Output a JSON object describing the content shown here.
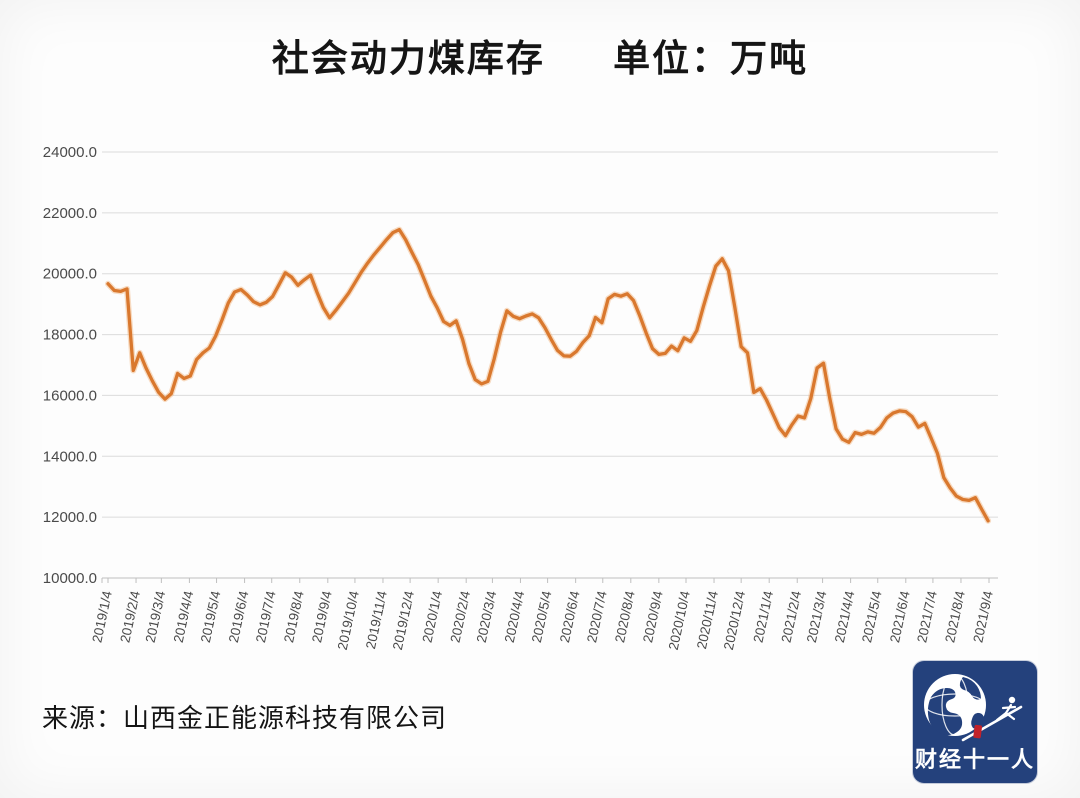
{
  "title": {
    "main": "社会动力煤库存",
    "unit_label": "单位：万吨"
  },
  "source": {
    "text": "来源：山西金正能源科技有限公司"
  },
  "logo": {
    "text": "财经十一人",
    "bg_color": "#24417C",
    "accent_red": "#C2222A"
  },
  "colors": {
    "line": "#D9782E",
    "line_glow": "#F0B27A",
    "grid": "#DCDCDC",
    "axis": "#BFBFBF",
    "tick_text": "#4A4A4A",
    "title_text": "#151515"
  },
  "chart_data": {
    "type": "line",
    "title": "社会动力煤库存",
    "unit": "万吨",
    "series_name": "社会动力煤库存",
    "legend": "none",
    "grid": true,
    "ylim": [
      10000,
      24000
    ],
    "y_tick_labels": [
      "24000.0",
      "22000.0",
      "20000.0",
      "18000.0",
      "16000.0",
      "14000.0",
      "12000.0",
      "10000.0"
    ],
    "x_start": "2019/1/4",
    "x_interval_days": 7,
    "x_tick_labels": [
      "2019/1/4",
      "2019/2/4",
      "2019/3/4",
      "2019/4/4",
      "2019/5/4",
      "2019/6/4",
      "2019/7/4",
      "2019/8/4",
      "2019/9/4",
      "2019/10/4",
      "2019/11/4",
      "2019/12/4",
      "2020/1/4",
      "2020/2/4",
      "2020/3/4",
      "2020/4/4",
      "2020/5/4",
      "2020/6/4",
      "2020/7/4",
      "2020/8/4",
      "2020/9/4",
      "2020/10/4",
      "2020/11/4",
      "2020/12/4",
      "2021/1/4",
      "2021/2/4",
      "2021/3/4",
      "2021/4/4",
      "2021/5/4",
      "2021/6/4",
      "2021/7/4",
      "2021/8/4",
      "2021/9/4"
    ],
    "values": [
      19670,
      19450,
      19420,
      19500,
      16820,
      17400,
      16900,
      16480,
      16100,
      15880,
      16060,
      16720,
      16560,
      16640,
      17180,
      17400,
      17560,
      17950,
      18480,
      19040,
      19400,
      19480,
      19300,
      19080,
      18980,
      19060,
      19250,
      19640,
      20030,
      19890,
      19620,
      19800,
      19950,
      19400,
      18890,
      18550,
      18800,
      19080,
      19360,
      19700,
      20050,
      20350,
      20620,
      20870,
      21120,
      21350,
      21450,
      21120,
      20700,
      20300,
      19780,
      19260,
      18880,
      18430,
      18300,
      18450,
      17840,
      17050,
      16520,
      16380,
      16460,
      17200,
      18080,
      18780,
      18600,
      18520,
      18610,
      18680,
      18550,
      18230,
      17840,
      17480,
      17300,
      17290,
      17450,
      17740,
      17960,
      18560,
      18390,
      19180,
      19320,
      19260,
      19340,
      19120,
      18610,
      18050,
      17540,
      17350,
      17380,
      17620,
      17470,
      17890,
      17780,
      18130,
      18900,
      19600,
      20250,
      20490,
      20100,
      18900,
      17600,
      17400,
      16100,
      16220,
      15850,
      15400,
      14940,
      14680,
      15030,
      15320,
      15260,
      15900,
      16900,
      17060,
      15900,
      14900,
      14560,
      14460,
      14780,
      14720,
      14800,
      14760,
      14950,
      15260,
      15420,
      15490,
      15470,
      15300,
      14960,
      15080,
      14600,
      14100,
      13300,
      12960,
      12690,
      12580,
      12550,
      12640,
      12250,
      11880
    ]
  }
}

━━━━━━━━

(Prompt) Repeat every record above exactly, but leave out any pictures.

(Result for this exercise)
Output a JSON object describing the content shown here.
{
  "title": {
    "main": "社会动力煤库存",
    "unit_label": "单位：万吨"
  },
  "source": {
    "text": "来源：山西金正能源科技有限公司"
  },
  "logo": {
    "text": "财经十一人",
    "bg_color": "#24417C",
    "accent_red": "#C2222A"
  },
  "colors": {
    "line": "#D9782E",
    "line_glow": "#F0B27A",
    "grid": "#DCDCDC",
    "axis": "#BFBFBF",
    "tick_text": "#4A4A4A",
    "title_text": "#151515"
  },
  "chart_data": {
    "type": "line",
    "title": "社会动力煤库存",
    "unit": "万吨",
    "series_name": "社会动力煤库存",
    "legend": "none",
    "grid": true,
    "ylim": [
      10000,
      24000
    ],
    "y_tick_labels": [
      "24000.0",
      "22000.0",
      "20000.0",
      "18000.0",
      "16000.0",
      "14000.0",
      "12000.0",
      "10000.0"
    ],
    "x_start": "2019/1/4",
    "x_interval_days": 7,
    "x_tick_labels": [
      "2019/1/4",
      "2019/2/4",
      "2019/3/4",
      "2019/4/4",
      "2019/5/4",
      "2019/6/4",
      "2019/7/4",
      "2019/8/4",
      "2019/9/4",
      "2019/10/4",
      "2019/11/4",
      "2019/12/4",
      "2020/1/4",
      "2020/2/4",
      "2020/3/4",
      "2020/4/4",
      "2020/5/4",
      "2020/6/4",
      "2020/7/4",
      "2020/8/4",
      "2020/9/4",
      "2020/10/4",
      "2020/11/4",
      "2020/12/4",
      "2021/1/4",
      "2021/2/4",
      "2021/3/4",
      "2021/4/4",
      "2021/5/4",
      "2021/6/4",
      "2021/7/4",
      "2021/8/4",
      "2021/9/4"
    ],
    "values": [
      19670,
      19450,
      19420,
      19500,
      16820,
      17400,
      16900,
      16480,
      16100,
      15880,
      16060,
      16720,
      16560,
      16640,
      17180,
      17400,
      17560,
      17950,
      18480,
      19040,
      19400,
      19480,
      19300,
      19080,
      18980,
      19060,
      19250,
      19640,
      20030,
      19890,
      19620,
      19800,
      19950,
      19400,
      18890,
      18550,
      18800,
      19080,
      19360,
      19700,
      20050,
      20350,
      20620,
      20870,
      21120,
      21350,
      21450,
      21120,
      20700,
      20300,
      19780,
      19260,
      18880,
      18430,
      18300,
      18450,
      17840,
      17050,
      16520,
      16380,
      16460,
      17200,
      18080,
      18780,
      18600,
      18520,
      18610,
      18680,
      18550,
      18230,
      17840,
      17480,
      17300,
      17290,
      17450,
      17740,
      17960,
      18560,
      18390,
      19180,
      19320,
      19260,
      19340,
      19120,
      18610,
      18050,
      17540,
      17350,
      17380,
      17620,
      17470,
      17890,
      17780,
      18130,
      18900,
      19600,
      20250,
      20490,
      20100,
      18900,
      17600,
      17400,
      16100,
      16220,
      15850,
      15400,
      14940,
      14680,
      15030,
      15320,
      15260,
      15900,
      16900,
      17060,
      15900,
      14900,
      14560,
      14460,
      14780,
      14720,
      14800,
      14760,
      14950,
      15260,
      15420,
      15490,
      15470,
      15300,
      14960,
      15080,
      14600,
      14100,
      13300,
      12960,
      12690,
      12580,
      12550,
      12640,
      12250,
      11880
    ]
  }
}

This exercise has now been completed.